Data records
"""
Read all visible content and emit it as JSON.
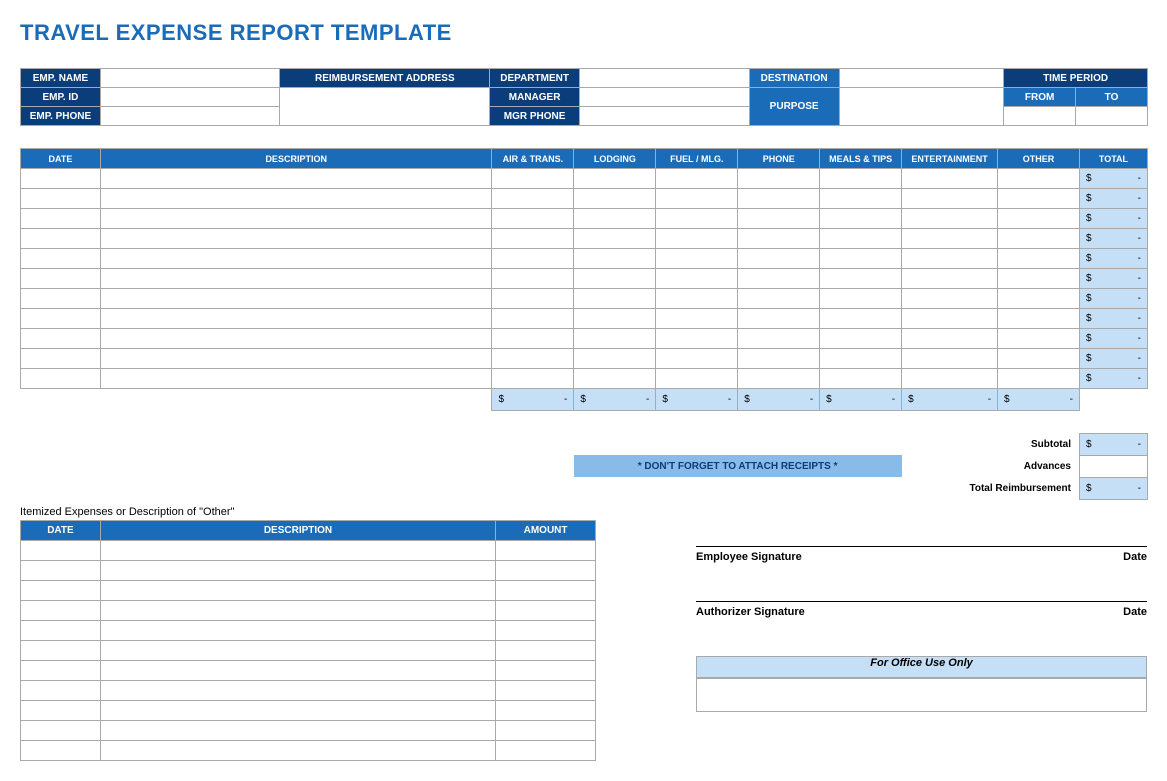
{
  "title": "TRAVEL EXPENSE REPORT TEMPLATE",
  "info": {
    "emp_name": "EMP. NAME",
    "emp_id": "EMP. ID",
    "emp_phone": "EMP. PHONE",
    "reimb_addr": "REIMBURSEMENT ADDRESS",
    "department": "DEPARTMENT",
    "manager": "MANAGER",
    "mgr_phone": "MGR PHONE",
    "destination": "DESTINATION",
    "purpose": "PURPOSE",
    "time_period": "TIME PERIOD",
    "from": "FROM",
    "to": "TO"
  },
  "main_headers": {
    "date": "DATE",
    "description": "DESCRIPTION",
    "air": "AIR & TRANS.",
    "lodging": "LODGING",
    "fuel": "FUEL / MLG.",
    "phone": "PHONE",
    "meals": "MEALS & TIPS",
    "entertainment": "ENTERTAINMENT",
    "other": "OTHER",
    "total": "TOTAL"
  },
  "currency": "$",
  "dash": "-",
  "row_totals": [
    "$",
    "$",
    "$",
    "$",
    "$",
    "$",
    "$",
    "$",
    "$",
    "$",
    "$"
  ],
  "receipts_note": "* DON'T FORGET TO ATTACH RECEIPTS *",
  "summary": {
    "subtotal": "Subtotal",
    "advances": "Advances",
    "total_reimb": "Total Reimbursement"
  },
  "itemized_caption": "Itemized Expenses or Description of \"Other\"",
  "item_headers": {
    "date": "DATE",
    "description": "DESCRIPTION",
    "amount": "AMOUNT"
  },
  "signatures": {
    "employee": "Employee Signature",
    "authorizer": "Authorizer Signature",
    "date": "Date"
  },
  "office_use": "For Office Use Only"
}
"""
▶ _Prompt_
Repeat the records word for word. Any picture in them should be left out.

▶ _The answer_
Read all visible content and emit it as JSON.
{
  "title": "TRAVEL EXPENSE REPORT TEMPLATE",
  "info": {
    "emp_name": "EMP. NAME",
    "emp_id": "EMP. ID",
    "emp_phone": "EMP. PHONE",
    "reimb_addr": "REIMBURSEMENT ADDRESS",
    "department": "DEPARTMENT",
    "manager": "MANAGER",
    "mgr_phone": "MGR PHONE",
    "destination": "DESTINATION",
    "purpose": "PURPOSE",
    "time_period": "TIME PERIOD",
    "from": "FROM",
    "to": "TO"
  },
  "main_headers": {
    "date": "DATE",
    "description": "DESCRIPTION",
    "air": "AIR & TRANS.",
    "lodging": "LODGING",
    "fuel": "FUEL / MLG.",
    "phone": "PHONE",
    "meals": "MEALS & TIPS",
    "entertainment": "ENTERTAINMENT",
    "other": "OTHER",
    "total": "TOTAL"
  },
  "currency": "$",
  "dash": "-",
  "row_totals": [
    "$",
    "$",
    "$",
    "$",
    "$",
    "$",
    "$",
    "$",
    "$",
    "$",
    "$"
  ],
  "receipts_note": "* DON'T FORGET TO ATTACH RECEIPTS *",
  "summary": {
    "subtotal": "Subtotal",
    "advances": "Advances",
    "total_reimb": "Total Reimbursement"
  },
  "itemized_caption": "Itemized Expenses or Description of \"Other\"",
  "item_headers": {
    "date": "DATE",
    "description": "DESCRIPTION",
    "amount": "AMOUNT"
  },
  "signatures": {
    "employee": "Employee Signature",
    "authorizer": "Authorizer Signature",
    "date": "Date"
  },
  "office_use": "For Office Use Only"
}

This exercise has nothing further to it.